## Listing
------------------------

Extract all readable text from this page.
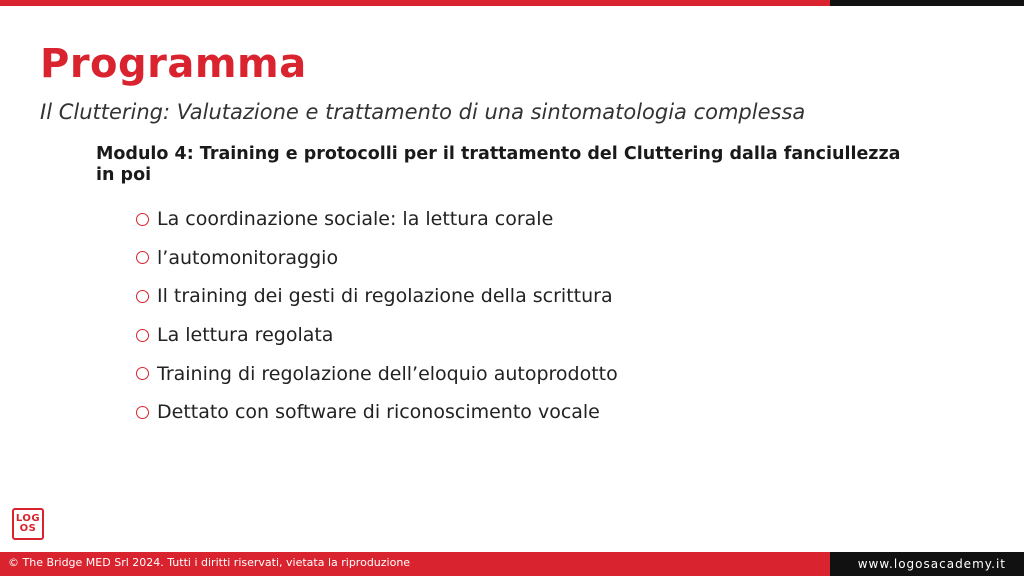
Programma

Il Cluttering: Valutazione e trattamento di una sintomatologia complessa

Modulo 4: Training e protocolli per il trattamento del Cluttering dalla fanciullezza in poi

La coordinazione sociale: la lettura corale
l’automonitoraggio
Il training dei gesti di regolazione della scrittura
La lettura regolata
Training di regolazione dell’eloquio autoprodotto
Dettato con software di riconoscimento vocale
LOG
OS

© The Bridge MED Srl 2024. Tutti i diritti riservati, vietata la riproduzione	www.logosacademy.it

------------------------

## The request
Pictures stay out; repeat all the rest of the records exactly.

## Written solution
Extract all readable text from this page.
Programma

Il Cluttering: Valutazione e trattamento di una sintomatologia complessa

Modulo 4: Training e protocolli per il trattamento del Cluttering dalla fanciullezza in poi

La coordinazione sociale: la lettura corale
l’automonitoraggio
Il training dei gesti di regolazione della scrittura
La lettura regolata
Training di regolazione dell’eloquio autoprodotto
Dettato con software di riconoscimento vocale
LOG
OS

© The Bridge MED Srl 2024. Tutti i diritti riservati, vietata la riproduzione	www.logosacademy.it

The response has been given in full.